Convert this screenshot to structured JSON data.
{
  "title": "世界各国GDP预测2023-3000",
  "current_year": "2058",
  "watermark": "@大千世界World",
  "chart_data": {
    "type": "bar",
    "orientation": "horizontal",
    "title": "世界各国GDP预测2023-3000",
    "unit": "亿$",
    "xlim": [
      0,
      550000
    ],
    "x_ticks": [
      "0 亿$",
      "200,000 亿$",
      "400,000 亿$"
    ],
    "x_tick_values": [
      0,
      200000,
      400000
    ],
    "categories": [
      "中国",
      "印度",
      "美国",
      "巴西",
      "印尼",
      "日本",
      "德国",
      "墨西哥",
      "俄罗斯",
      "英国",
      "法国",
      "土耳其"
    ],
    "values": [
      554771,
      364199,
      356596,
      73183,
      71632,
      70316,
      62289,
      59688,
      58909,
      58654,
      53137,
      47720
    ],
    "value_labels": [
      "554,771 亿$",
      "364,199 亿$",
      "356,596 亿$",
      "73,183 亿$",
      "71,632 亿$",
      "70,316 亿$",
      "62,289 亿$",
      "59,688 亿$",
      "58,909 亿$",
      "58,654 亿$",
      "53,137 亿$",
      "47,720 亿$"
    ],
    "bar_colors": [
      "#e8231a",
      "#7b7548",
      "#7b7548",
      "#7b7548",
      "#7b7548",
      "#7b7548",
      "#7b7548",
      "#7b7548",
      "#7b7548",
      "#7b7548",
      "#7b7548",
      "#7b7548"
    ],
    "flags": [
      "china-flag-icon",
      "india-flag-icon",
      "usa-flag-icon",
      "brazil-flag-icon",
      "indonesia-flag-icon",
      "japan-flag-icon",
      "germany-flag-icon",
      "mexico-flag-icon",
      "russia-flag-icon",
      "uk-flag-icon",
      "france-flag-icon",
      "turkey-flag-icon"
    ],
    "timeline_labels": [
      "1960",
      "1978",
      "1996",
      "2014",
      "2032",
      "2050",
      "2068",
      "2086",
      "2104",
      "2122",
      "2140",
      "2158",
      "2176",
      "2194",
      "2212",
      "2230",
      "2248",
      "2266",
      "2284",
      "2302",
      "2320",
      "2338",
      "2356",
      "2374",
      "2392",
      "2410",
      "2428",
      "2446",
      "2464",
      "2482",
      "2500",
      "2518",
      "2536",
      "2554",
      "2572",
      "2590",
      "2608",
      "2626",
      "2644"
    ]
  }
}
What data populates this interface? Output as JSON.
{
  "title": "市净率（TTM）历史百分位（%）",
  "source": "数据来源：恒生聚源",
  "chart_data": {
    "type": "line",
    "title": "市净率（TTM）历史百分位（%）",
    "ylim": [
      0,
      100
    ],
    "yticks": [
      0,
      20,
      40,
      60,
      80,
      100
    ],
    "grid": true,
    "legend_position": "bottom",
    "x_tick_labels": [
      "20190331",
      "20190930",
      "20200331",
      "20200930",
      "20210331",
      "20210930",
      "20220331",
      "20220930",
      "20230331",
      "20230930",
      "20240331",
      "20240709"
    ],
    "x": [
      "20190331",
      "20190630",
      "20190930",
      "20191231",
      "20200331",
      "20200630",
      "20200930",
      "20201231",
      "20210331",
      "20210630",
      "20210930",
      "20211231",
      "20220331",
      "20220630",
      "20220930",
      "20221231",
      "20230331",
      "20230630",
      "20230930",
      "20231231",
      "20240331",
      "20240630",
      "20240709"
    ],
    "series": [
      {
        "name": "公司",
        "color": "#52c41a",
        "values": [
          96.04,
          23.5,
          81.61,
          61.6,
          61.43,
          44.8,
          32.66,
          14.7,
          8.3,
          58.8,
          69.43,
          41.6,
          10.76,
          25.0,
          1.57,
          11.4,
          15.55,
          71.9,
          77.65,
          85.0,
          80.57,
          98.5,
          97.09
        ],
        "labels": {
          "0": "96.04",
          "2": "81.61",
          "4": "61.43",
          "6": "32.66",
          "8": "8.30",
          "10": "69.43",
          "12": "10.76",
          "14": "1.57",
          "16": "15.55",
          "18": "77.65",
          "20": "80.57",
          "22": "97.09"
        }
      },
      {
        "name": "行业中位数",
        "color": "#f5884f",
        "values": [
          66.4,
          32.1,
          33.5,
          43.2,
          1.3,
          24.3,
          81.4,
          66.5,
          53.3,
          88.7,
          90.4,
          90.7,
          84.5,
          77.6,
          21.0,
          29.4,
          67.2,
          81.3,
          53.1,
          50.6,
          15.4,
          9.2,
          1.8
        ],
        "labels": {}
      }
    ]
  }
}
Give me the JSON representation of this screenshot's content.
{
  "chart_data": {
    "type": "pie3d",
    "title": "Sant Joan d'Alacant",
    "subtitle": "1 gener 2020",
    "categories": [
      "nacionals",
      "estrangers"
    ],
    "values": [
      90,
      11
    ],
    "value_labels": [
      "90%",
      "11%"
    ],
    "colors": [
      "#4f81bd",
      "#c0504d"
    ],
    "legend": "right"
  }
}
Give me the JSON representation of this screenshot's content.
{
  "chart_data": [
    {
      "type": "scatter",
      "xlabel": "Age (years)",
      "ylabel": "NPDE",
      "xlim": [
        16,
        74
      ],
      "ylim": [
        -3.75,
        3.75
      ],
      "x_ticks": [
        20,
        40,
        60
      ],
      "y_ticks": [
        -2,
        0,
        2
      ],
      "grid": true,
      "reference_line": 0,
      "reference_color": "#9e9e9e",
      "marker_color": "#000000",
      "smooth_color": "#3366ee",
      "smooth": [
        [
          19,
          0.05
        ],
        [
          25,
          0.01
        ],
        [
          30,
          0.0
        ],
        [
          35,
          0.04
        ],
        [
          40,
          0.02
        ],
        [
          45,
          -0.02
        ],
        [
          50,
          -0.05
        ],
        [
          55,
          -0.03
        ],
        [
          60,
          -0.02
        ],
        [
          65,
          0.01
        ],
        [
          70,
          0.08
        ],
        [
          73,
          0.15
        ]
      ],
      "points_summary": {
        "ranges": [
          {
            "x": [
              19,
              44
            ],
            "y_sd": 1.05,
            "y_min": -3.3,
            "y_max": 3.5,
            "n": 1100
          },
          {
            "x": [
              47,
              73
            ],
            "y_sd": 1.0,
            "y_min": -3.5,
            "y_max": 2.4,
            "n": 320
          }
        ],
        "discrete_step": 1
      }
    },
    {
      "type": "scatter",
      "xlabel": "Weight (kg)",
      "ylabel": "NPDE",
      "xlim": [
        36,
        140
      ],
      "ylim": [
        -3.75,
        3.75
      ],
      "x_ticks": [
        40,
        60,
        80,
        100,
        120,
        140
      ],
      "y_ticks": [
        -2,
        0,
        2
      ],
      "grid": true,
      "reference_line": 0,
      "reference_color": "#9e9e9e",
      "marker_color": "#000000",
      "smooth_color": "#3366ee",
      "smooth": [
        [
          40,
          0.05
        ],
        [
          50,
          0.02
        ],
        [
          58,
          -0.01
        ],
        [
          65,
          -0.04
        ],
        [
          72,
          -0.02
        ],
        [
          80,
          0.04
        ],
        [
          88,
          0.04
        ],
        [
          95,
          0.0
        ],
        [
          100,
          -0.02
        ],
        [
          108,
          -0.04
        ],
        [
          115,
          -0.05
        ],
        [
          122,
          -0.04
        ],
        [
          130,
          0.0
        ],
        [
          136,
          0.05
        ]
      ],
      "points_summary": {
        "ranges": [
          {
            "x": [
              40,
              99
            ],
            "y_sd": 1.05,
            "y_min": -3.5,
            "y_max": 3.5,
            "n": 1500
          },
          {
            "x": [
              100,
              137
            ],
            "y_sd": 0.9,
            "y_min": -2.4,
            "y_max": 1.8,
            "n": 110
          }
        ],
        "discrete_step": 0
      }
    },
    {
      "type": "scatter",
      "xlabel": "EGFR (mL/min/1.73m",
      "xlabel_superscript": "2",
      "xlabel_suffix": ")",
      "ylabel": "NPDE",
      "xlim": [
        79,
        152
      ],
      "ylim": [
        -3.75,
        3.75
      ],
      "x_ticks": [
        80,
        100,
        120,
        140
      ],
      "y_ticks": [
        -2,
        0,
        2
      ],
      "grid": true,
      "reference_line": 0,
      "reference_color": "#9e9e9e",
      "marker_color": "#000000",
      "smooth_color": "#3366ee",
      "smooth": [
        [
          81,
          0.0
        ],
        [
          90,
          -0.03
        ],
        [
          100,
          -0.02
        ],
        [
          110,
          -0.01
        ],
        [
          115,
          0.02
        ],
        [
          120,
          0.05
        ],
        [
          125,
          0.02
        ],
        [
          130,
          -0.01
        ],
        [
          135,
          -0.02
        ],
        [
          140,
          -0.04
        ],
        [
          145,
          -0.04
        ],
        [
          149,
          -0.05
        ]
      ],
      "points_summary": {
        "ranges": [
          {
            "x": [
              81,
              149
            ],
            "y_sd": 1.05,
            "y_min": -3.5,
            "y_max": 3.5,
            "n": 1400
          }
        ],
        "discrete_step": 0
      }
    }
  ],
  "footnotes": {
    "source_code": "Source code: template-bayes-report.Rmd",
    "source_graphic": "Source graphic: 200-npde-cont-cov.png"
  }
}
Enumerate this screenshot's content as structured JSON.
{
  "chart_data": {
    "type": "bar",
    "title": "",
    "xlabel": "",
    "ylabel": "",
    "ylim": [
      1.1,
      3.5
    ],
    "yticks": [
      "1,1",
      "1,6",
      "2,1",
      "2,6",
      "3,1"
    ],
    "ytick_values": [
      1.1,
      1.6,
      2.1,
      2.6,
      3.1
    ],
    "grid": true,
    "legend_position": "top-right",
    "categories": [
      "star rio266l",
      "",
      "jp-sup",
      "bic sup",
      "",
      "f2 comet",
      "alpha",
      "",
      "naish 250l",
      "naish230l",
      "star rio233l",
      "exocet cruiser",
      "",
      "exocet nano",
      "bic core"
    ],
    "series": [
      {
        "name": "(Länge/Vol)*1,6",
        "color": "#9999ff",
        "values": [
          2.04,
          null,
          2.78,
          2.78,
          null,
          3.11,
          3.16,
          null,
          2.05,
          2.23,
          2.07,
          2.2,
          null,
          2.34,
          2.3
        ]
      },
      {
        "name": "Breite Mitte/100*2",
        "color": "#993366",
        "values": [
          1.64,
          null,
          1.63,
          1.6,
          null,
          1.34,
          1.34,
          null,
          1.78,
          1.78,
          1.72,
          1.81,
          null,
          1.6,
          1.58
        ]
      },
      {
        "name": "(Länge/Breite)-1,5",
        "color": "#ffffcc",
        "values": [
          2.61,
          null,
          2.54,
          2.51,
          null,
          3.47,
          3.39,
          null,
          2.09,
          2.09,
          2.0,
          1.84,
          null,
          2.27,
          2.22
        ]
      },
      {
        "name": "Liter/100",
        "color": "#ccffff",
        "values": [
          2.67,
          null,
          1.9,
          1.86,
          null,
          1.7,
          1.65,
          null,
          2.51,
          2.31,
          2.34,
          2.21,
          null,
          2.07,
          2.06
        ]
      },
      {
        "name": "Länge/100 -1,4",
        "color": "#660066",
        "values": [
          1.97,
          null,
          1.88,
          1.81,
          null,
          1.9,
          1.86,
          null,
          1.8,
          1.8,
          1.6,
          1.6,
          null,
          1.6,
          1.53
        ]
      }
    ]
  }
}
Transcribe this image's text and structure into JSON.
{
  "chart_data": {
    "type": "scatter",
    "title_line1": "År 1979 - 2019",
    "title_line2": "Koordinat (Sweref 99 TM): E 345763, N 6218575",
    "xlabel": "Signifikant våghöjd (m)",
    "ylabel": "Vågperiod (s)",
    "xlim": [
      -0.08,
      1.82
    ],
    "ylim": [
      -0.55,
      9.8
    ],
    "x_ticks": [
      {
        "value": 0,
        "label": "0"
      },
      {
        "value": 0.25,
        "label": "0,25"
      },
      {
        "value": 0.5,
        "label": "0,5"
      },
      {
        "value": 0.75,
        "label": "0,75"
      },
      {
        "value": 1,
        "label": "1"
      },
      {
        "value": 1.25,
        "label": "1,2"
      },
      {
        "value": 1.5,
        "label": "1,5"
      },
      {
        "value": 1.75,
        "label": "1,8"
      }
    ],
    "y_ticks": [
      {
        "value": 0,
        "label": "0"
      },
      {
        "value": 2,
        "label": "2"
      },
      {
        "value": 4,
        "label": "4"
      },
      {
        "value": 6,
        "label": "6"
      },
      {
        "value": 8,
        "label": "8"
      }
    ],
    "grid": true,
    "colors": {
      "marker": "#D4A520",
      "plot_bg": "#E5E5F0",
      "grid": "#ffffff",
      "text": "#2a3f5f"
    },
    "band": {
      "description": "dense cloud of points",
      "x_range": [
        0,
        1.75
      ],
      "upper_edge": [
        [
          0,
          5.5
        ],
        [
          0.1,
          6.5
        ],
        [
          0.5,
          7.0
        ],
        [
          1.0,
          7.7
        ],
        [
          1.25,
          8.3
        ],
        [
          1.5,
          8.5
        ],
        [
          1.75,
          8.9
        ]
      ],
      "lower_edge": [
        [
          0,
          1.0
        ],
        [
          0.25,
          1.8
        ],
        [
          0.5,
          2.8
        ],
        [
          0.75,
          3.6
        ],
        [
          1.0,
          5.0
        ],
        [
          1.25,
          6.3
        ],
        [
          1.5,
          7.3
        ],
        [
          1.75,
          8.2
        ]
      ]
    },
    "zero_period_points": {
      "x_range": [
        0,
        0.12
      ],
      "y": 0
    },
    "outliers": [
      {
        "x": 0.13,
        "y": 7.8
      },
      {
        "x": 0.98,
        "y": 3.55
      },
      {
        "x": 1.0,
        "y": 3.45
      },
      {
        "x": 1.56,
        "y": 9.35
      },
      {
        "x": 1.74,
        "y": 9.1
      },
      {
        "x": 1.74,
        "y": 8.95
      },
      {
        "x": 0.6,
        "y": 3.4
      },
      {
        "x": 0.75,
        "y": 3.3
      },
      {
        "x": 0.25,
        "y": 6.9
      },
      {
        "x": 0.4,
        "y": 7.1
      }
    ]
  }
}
•••••
--- Exercise requirements ---
Copy every line from the entries that contains the word "this".

--- Result ---
Convert this screenshot to structured JSON data.
What data populates this interface? Output as JSON.
Give me the JSON representation of this screenshot's content.
Give me the JSON representation of this screenshot's content.
Enumerate this screenshot's content as structured JSON.
Transcribe this image's text and structure into JSON.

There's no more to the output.